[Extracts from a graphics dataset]
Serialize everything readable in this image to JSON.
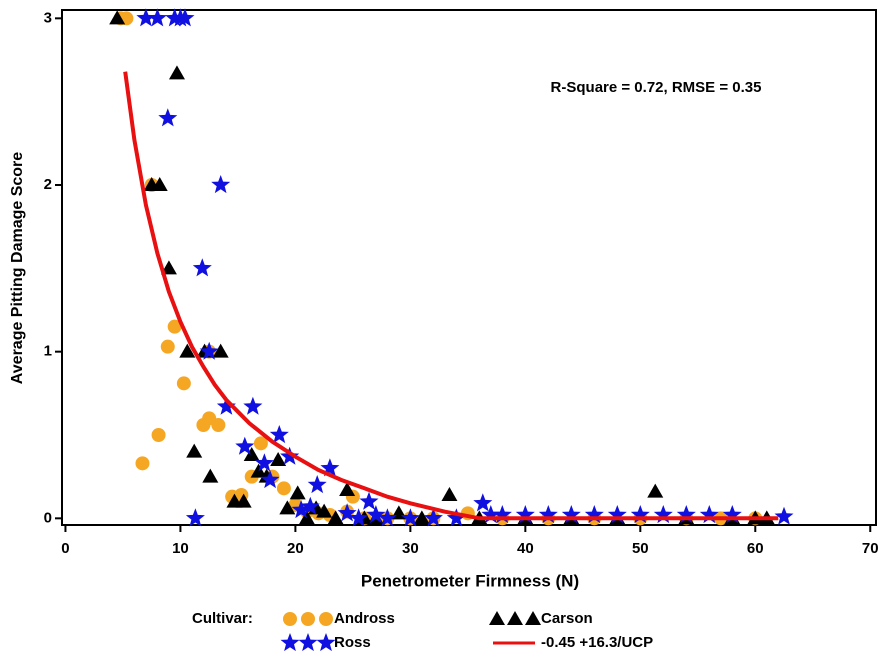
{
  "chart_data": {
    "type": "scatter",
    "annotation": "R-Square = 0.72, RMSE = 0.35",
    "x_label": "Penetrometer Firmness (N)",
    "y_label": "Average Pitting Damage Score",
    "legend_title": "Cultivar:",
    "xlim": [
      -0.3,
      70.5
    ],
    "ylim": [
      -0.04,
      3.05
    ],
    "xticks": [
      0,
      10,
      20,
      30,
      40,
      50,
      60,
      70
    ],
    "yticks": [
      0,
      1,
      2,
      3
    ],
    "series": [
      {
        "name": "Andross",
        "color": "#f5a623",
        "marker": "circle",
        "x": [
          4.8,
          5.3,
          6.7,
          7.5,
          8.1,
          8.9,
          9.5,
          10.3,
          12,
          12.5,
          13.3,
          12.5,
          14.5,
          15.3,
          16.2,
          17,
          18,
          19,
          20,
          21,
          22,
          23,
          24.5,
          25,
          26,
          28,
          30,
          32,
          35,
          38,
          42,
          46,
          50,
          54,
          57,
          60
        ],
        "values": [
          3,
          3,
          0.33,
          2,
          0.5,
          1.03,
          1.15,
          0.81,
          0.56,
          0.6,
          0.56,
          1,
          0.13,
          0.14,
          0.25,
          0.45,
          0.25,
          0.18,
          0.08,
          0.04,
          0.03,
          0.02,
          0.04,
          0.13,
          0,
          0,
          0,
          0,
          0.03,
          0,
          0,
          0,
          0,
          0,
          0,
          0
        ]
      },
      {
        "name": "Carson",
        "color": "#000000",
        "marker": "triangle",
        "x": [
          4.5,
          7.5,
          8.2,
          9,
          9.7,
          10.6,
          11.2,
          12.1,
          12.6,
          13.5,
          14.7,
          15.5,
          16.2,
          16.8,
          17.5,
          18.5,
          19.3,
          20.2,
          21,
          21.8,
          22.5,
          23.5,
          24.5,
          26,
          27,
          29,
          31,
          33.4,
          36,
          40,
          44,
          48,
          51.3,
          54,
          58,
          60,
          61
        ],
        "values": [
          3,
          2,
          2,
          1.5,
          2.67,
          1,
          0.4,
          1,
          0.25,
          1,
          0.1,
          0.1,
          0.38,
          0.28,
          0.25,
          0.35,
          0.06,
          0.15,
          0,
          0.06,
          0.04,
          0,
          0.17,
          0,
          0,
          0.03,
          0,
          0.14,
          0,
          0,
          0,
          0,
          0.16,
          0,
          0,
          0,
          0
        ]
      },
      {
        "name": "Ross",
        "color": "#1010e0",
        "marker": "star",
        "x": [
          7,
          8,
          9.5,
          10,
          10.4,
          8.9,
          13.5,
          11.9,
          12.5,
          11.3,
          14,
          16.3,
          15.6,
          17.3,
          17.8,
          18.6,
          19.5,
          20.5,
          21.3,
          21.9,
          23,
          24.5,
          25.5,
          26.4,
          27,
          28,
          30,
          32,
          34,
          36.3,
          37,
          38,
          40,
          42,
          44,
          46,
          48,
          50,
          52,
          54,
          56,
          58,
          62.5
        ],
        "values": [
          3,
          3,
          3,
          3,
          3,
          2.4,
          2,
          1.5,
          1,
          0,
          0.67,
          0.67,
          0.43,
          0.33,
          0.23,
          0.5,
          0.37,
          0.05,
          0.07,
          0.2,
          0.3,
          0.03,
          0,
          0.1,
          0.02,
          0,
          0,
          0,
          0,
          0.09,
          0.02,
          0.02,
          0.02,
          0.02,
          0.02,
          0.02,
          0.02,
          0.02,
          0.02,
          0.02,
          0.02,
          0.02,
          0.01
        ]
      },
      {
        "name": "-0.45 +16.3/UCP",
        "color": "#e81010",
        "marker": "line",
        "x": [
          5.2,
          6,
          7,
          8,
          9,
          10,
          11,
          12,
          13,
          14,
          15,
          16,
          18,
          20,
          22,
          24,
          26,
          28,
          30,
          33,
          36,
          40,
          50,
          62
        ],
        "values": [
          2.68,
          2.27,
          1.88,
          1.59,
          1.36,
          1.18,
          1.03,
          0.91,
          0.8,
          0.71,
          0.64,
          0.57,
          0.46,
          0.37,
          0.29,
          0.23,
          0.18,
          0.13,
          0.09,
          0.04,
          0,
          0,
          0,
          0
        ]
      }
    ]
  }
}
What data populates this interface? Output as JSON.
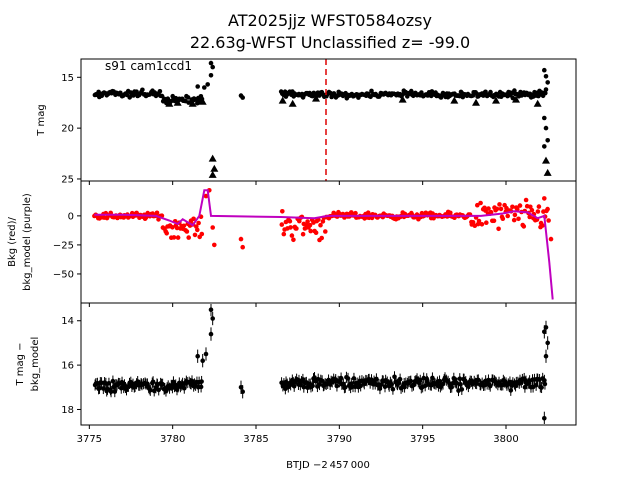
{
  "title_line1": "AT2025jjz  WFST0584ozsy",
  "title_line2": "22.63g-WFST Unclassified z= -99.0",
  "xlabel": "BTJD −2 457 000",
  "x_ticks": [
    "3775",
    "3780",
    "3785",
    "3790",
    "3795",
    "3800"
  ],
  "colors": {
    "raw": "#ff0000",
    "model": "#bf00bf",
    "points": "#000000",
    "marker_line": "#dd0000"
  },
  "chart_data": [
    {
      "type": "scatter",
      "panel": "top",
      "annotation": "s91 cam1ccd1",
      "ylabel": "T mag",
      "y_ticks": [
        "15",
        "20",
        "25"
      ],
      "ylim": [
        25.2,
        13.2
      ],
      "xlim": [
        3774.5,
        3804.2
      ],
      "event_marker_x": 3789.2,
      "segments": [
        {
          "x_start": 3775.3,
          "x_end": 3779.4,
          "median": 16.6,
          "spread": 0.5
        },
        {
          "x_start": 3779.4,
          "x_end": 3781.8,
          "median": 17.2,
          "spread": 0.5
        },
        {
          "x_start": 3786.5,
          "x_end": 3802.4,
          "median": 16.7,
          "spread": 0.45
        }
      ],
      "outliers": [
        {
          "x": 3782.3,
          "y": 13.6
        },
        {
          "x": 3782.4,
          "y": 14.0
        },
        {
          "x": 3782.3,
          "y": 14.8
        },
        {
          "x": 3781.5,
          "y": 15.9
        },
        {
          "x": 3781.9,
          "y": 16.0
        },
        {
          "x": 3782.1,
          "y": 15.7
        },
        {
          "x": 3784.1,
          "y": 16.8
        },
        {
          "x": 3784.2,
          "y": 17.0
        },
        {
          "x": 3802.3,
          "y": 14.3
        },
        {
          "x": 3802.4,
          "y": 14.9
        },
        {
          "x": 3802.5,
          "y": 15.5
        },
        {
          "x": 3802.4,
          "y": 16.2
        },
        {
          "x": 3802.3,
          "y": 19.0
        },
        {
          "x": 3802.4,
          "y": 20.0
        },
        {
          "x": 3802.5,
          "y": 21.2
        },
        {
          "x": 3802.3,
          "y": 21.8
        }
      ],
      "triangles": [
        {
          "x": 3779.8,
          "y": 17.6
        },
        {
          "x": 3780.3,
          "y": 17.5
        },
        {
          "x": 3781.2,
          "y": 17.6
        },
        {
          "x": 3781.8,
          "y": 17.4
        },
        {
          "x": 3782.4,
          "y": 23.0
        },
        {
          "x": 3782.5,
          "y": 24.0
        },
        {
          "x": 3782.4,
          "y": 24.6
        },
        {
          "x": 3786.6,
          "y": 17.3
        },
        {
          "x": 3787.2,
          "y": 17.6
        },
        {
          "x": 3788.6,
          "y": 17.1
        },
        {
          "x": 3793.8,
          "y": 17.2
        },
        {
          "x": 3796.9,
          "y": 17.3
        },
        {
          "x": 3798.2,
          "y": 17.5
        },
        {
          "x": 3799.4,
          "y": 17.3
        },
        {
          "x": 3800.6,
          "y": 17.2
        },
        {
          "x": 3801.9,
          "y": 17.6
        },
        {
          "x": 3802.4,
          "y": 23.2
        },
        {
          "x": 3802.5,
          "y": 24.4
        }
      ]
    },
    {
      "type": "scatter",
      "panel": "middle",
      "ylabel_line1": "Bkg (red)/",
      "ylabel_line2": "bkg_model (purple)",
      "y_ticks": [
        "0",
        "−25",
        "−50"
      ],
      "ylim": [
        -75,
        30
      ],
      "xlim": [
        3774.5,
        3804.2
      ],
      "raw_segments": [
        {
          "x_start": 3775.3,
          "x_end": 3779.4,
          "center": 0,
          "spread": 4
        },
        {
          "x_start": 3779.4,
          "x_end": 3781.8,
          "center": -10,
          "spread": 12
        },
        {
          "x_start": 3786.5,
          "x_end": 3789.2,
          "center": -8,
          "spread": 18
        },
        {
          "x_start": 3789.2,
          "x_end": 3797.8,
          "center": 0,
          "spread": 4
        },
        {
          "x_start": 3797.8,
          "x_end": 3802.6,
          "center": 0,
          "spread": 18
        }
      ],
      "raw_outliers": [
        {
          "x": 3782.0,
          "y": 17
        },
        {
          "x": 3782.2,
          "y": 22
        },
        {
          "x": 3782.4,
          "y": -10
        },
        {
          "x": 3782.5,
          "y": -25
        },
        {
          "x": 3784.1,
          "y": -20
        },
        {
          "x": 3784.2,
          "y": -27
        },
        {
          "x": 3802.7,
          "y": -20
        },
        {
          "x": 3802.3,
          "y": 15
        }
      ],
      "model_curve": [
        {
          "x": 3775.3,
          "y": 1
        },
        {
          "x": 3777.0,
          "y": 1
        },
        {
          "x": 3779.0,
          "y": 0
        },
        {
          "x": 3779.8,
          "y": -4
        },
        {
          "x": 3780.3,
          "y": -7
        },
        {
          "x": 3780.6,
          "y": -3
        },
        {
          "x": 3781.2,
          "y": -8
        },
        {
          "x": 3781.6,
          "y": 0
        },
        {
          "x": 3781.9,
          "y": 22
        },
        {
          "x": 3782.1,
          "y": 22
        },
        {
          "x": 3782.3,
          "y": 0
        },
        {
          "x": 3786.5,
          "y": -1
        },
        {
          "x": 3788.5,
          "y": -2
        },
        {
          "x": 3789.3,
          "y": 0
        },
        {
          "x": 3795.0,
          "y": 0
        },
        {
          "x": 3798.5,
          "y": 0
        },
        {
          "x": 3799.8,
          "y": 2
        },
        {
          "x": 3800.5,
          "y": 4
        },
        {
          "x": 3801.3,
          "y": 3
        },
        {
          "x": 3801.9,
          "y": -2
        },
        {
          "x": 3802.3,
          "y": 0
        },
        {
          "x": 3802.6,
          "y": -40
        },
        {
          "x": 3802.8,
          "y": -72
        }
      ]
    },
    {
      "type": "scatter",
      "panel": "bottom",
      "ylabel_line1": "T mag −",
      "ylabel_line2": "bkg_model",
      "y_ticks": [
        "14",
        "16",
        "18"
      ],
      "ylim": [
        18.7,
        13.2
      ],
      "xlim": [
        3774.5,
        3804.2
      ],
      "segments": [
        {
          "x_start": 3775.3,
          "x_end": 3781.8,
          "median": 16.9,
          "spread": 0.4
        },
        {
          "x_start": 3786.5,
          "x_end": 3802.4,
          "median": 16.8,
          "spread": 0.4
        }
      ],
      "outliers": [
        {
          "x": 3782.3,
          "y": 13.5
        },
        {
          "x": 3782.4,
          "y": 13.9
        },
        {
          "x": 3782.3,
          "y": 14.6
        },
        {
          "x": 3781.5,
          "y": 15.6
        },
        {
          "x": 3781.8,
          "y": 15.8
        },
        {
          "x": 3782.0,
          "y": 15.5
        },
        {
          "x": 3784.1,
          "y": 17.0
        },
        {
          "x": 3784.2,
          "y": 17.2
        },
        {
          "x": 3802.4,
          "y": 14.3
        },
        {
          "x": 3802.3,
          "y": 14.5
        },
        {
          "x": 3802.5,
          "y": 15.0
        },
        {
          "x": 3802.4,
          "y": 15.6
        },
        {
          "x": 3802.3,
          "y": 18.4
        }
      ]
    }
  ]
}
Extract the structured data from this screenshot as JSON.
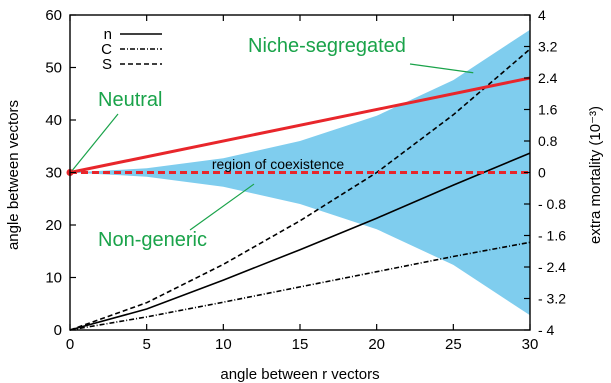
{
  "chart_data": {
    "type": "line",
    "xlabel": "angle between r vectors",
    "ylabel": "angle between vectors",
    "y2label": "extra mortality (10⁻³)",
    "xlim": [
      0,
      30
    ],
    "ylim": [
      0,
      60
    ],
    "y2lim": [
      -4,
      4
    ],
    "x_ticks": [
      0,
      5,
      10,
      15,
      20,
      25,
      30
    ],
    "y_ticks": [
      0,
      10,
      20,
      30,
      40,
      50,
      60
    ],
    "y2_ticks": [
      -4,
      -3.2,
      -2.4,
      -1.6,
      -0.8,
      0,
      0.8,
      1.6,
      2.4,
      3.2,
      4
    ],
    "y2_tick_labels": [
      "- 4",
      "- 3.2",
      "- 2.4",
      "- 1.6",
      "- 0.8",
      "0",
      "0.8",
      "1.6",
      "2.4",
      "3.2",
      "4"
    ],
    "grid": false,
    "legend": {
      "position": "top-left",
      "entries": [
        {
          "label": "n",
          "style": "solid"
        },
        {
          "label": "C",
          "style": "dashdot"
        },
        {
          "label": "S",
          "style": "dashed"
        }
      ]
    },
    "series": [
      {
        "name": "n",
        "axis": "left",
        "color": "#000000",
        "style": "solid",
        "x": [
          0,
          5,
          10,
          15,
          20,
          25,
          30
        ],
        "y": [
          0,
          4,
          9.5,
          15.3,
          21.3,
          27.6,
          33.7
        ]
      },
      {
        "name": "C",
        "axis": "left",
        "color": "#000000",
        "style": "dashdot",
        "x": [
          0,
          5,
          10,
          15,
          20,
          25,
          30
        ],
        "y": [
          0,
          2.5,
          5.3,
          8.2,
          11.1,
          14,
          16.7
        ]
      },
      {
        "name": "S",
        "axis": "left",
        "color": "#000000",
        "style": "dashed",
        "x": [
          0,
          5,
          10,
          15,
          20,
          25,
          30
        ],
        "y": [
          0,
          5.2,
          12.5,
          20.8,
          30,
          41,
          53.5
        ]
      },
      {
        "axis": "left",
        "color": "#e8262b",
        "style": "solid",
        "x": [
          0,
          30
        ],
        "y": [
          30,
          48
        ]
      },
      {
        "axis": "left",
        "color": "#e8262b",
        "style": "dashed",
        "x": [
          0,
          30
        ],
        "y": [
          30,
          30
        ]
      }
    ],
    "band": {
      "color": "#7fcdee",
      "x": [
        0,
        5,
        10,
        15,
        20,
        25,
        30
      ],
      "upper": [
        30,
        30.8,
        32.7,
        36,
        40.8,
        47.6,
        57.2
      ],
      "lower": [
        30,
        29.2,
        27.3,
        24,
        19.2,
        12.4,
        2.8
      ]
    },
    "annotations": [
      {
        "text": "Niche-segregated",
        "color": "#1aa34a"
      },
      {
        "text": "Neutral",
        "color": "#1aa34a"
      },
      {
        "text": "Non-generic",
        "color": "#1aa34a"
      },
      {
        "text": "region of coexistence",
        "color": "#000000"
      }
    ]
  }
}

_Work to do_. Filter out all lines lacking the word "JSON" and copy the rest.

_Worked solution_.
Serialize everything readable in this image to JSON.
What data populates this interface? Output as JSON.
Extract the structured data from this screenshot as JSON.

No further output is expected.